- The exercise:
Reproduce every entry exactly and leave its pictures out.

- Data supplied:
──────
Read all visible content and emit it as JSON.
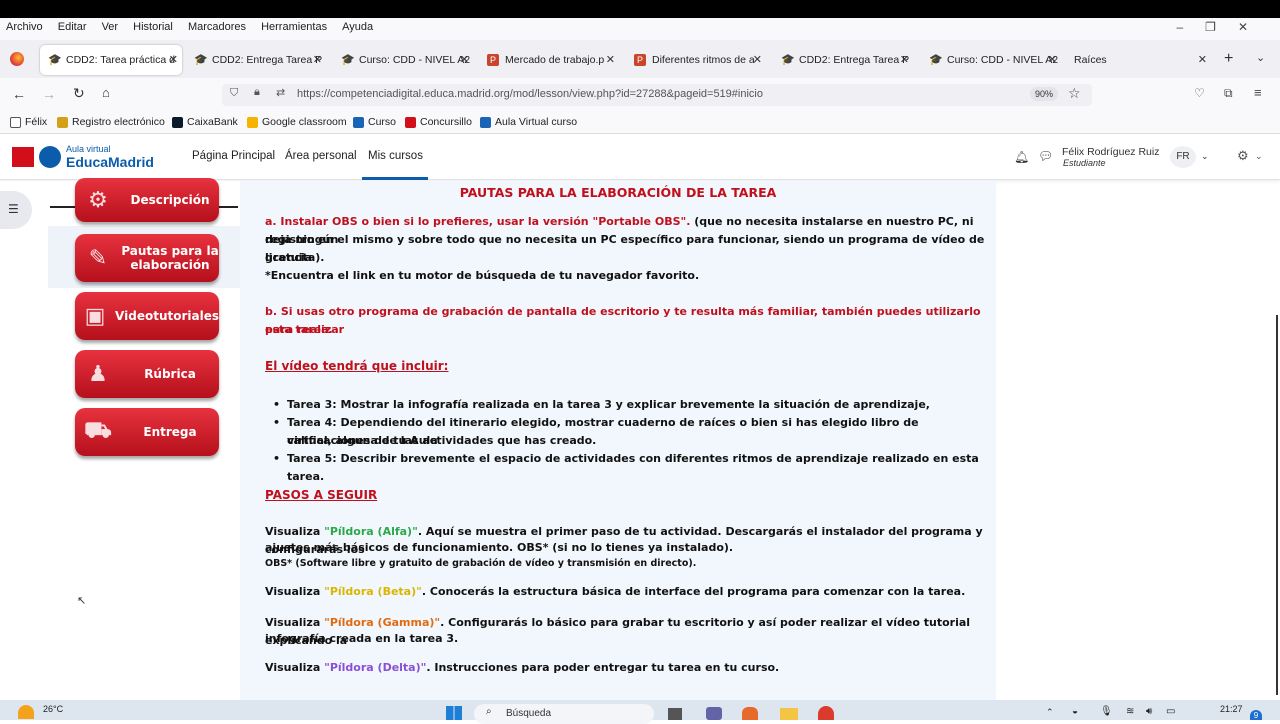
{
  "menubar": [
    "Archivo",
    "Editar",
    "Ver",
    "Historial",
    "Marcadores",
    "Herramientas",
    "Ayuda"
  ],
  "tabs": [
    {
      "label": "CDD2: Tarea práctica d",
      "icon": "moodle-cap-icon"
    },
    {
      "label": "CDD2: Entrega Tarea P",
      "icon": "moodle-cap-icon"
    },
    {
      "label": "Curso: CDD - NIVEL A2",
      "icon": "moodle-cap-icon"
    },
    {
      "label": "Mercado de trabajo.p",
      "icon": "powerpoint-icon"
    },
    {
      "label": "Diferentes ritmos de a",
      "icon": "powerpoint-icon"
    },
    {
      "label": "CDD2: Entrega Tarea P",
      "icon": "moodle-cap-icon"
    },
    {
      "label": "Curso: CDD - NIVEL A2",
      "icon": "moodle-cap-icon"
    },
    {
      "label": "Raíces",
      "icon": ""
    }
  ],
  "url": "https://competenciadigital.educa.madrid.org/mod/lesson/view.php?id=27288&pageid=519#inicio",
  "zoom": "90%",
  "bookmarks": [
    "Félix",
    "Registro electrónico",
    "CaixaBank",
    "Google classroom",
    "Curso",
    "Concursillo",
    "Aula Virtual curso"
  ],
  "site": {
    "logo_top": "Aula virtual",
    "logo_bottom": "EducaMadrid",
    "nav": [
      "Página Principal",
      "Área personal",
      "Mis cursos"
    ],
    "user_name": "Félix Rodríguez Ruiz",
    "user_role": "Estudiante",
    "user_initials": "FR"
  },
  "side_buttons": [
    {
      "label": "Descripción",
      "icon": "gears-icon"
    },
    {
      "label": "Pautas para la elaboración",
      "icon": "document-pencil-icon"
    },
    {
      "label": "Videotutoriales",
      "icon": "monitor-play-icon"
    },
    {
      "label": "Rúbrica",
      "icon": "teacher-icon"
    },
    {
      "label": "Entrega",
      "icon": "delivery-icon"
    }
  ],
  "content": {
    "title": "PAUTAS PARA LA ELABORACIÓN DE LA TAREA",
    "a_red": "a. Instalar OBS o bien si lo prefieres, usar la versión \"Portable OBS\".",
    "a_black1": " (que no necesita instalarse en nuestro PC, ni deja ningún",
    "a_line2": "registro en el mismo y sobre todo que no necesita un PC específico para funcionar, siendo un programa de vídeo de licencia",
    "a_line3": "gratuita).",
    "a_note": "*Encuentra el link en tu motor de búsqueda de tu navegador favorito.",
    "b_line1": "b. Si usas otro programa de grabación de pantalla de escritorio y te resulta más familiar, también puedes utilizarlo para realizar",
    "b_line2": "esta tarea.",
    "video_heading": "El vídeo tendrá que incluir:",
    "bullets": [
      "Tarea 3: Mostrar la infografía realizada en la tarea 3 y explicar brevemente la situación de aprendizaje,",
      "Tarea 4: Dependiendo del itinerario elegido, mostrar cuaderno de raíces o bien si has elegido libro de calificaciones de tu Aula",
      "virtual, alguna de las actividades que has creado.",
      "Tarea 5: Describir brevemente el espacio de actividades con diferentes ritmos de aprendizaje realizado en esta tarea."
    ],
    "steps_heading": "PASOS A SEGUIR",
    "visualiza": "Visualiza ",
    "pill_alfa": "\"Píldora (Alfa)\"",
    "alfa_text1": ". Aquí se muestra el primer paso de tu actividad. Descargarás el instalador del programa y configurarás los",
    "alfa_text2": "ajustes más básicos de funcionamiento. OBS* (si no lo tienes ya instalado).",
    "alfa_note": "OBS* (Software libre y gratuito de grabación de vídeo y transmisión en directo).",
    "pill_beta": "\"Píldora (Beta)\"",
    "beta_text": ". Conocerás la estructura básica de interface del programa para comenzar con la tarea.",
    "pill_gamma": "\"Píldora (Gamma)\"",
    "gamma_text1": ". Configurarás lo básico para grabar tu escritorio y así poder realizar el vídeo tutorial explicando la",
    "gamma_text2": "infografía creada en la tarea 3.",
    "pill_delta": "\"Píldora (Delta)\"",
    "delta_text": ". Instrucciones para poder entregar tu tarea en tu curso."
  },
  "taskbar": {
    "temp": "26°C",
    "search": "Búsqueda",
    "time": "21:27",
    "badge": "9"
  },
  "colors": {
    "red": "#c0101c",
    "alfa": "#2aa84a",
    "beta": "#d9b600",
    "gamma": "#e06a10",
    "delta": "#8a4fd8",
    "educamadrid": "#0b5cab"
  }
}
──────
- Solved problem:
Read all visible content and emit it as JSON.
{
  "menubar": [
    "Archivo",
    "Editar",
    "Ver",
    "Historial",
    "Marcadores",
    "Herramientas",
    "Ayuda"
  ],
  "tabs": [
    {
      "label": "CDD2: Tarea práctica d",
      "icon": "moodle-cap-icon"
    },
    {
      "label": "CDD2: Entrega Tarea P",
      "icon": "moodle-cap-icon"
    },
    {
      "label": "Curso: CDD - NIVEL A2",
      "icon": "moodle-cap-icon"
    },
    {
      "label": "Mercado de trabajo.p",
      "icon": "powerpoint-icon"
    },
    {
      "label": "Diferentes ritmos de a",
      "icon": "powerpoint-icon"
    },
    {
      "label": "CDD2: Entrega Tarea P",
      "icon": "moodle-cap-icon"
    },
    {
      "label": "Curso: CDD - NIVEL A2",
      "icon": "moodle-cap-icon"
    },
    {
      "label": "Raíces",
      "icon": ""
    }
  ],
  "url": "https://competenciadigital.educa.madrid.org/mod/lesson/view.php?id=27288&pageid=519#inicio",
  "zoom": "90%",
  "bookmarks": [
    "Félix",
    "Registro electrónico",
    "CaixaBank",
    "Google classroom",
    "Curso",
    "Concursillo",
    "Aula Virtual curso"
  ],
  "site": {
    "logo_top": "Aula virtual",
    "logo_bottom": "EducaMadrid",
    "nav": [
      "Página Principal",
      "Área personal",
      "Mis cursos"
    ],
    "user_name": "Félix Rodríguez Ruiz",
    "user_role": "Estudiante",
    "user_initials": "FR"
  },
  "side_buttons": [
    {
      "label": "Descripción",
      "icon": "gears-icon"
    },
    {
      "label": "Pautas para la elaboración",
      "icon": "document-pencil-icon"
    },
    {
      "label": "Videotutoriales",
      "icon": "monitor-play-icon"
    },
    {
      "label": "Rúbrica",
      "icon": "teacher-icon"
    },
    {
      "label": "Entrega",
      "icon": "delivery-icon"
    }
  ],
  "content": {
    "title": "PAUTAS PARA LA ELABORACIÓN DE LA TAREA",
    "a_red": "a. Instalar OBS o bien si lo prefieres, usar la versión \"Portable OBS\".",
    "a_black1": " (que no necesita instalarse en nuestro PC, ni deja ningún",
    "a_line2": "registro en el mismo y sobre todo que no necesita un PC específico para funcionar, siendo un programa de vídeo de licencia",
    "a_line3": "gratuita).",
    "a_note": "*Encuentra el link en tu motor de búsqueda de tu navegador favorito.",
    "b_line1": "b. Si usas otro programa de grabación de pantalla de escritorio y te resulta más familiar, también puedes utilizarlo para realizar",
    "b_line2": "esta tarea.",
    "video_heading": "El vídeo tendrá que incluir:",
    "bullets": [
      "Tarea 3: Mostrar la infografía realizada en la tarea 3 y explicar brevemente la situación de aprendizaje,",
      "Tarea 4: Dependiendo del itinerario elegido, mostrar cuaderno de raíces o bien si has elegido libro de calificaciones de tu Aula",
      "virtual, alguna de las actividades que has creado.",
      "Tarea 5: Describir brevemente el espacio de actividades con diferentes ritmos de aprendizaje realizado en esta tarea."
    ],
    "steps_heading": "PASOS A SEGUIR",
    "visualiza": "Visualiza ",
    "pill_alfa": "\"Píldora (Alfa)\"",
    "alfa_text1": ". Aquí se muestra el primer paso de tu actividad. Descargarás el instalador del programa y configurarás los",
    "alfa_text2": "ajustes más básicos de funcionamiento. OBS* (si no lo tienes ya instalado).",
    "alfa_note": "OBS* (Software libre y gratuito de grabación de vídeo y transmisión en directo).",
    "pill_beta": "\"Píldora (Beta)\"",
    "beta_text": ". Conocerás la estructura básica de interface del programa para comenzar con la tarea.",
    "pill_gamma": "\"Píldora (Gamma)\"",
    "gamma_text1": ". Configurarás lo básico para grabar tu escritorio y así poder realizar el vídeo tutorial explicando la",
    "gamma_text2": "infografía creada en la tarea 3.",
    "pill_delta": "\"Píldora (Delta)\"",
    "delta_text": ". Instrucciones para poder entregar tu tarea en tu curso."
  },
  "taskbar": {
    "temp": "26°C",
    "search": "Búsqueda",
    "time": "21:27",
    "badge": "9"
  },
  "colors": {
    "red": "#c0101c",
    "alfa": "#2aa84a",
    "beta": "#d9b600",
    "gamma": "#e06a10",
    "delta": "#8a4fd8",
    "educamadrid": "#0b5cab"
  }
}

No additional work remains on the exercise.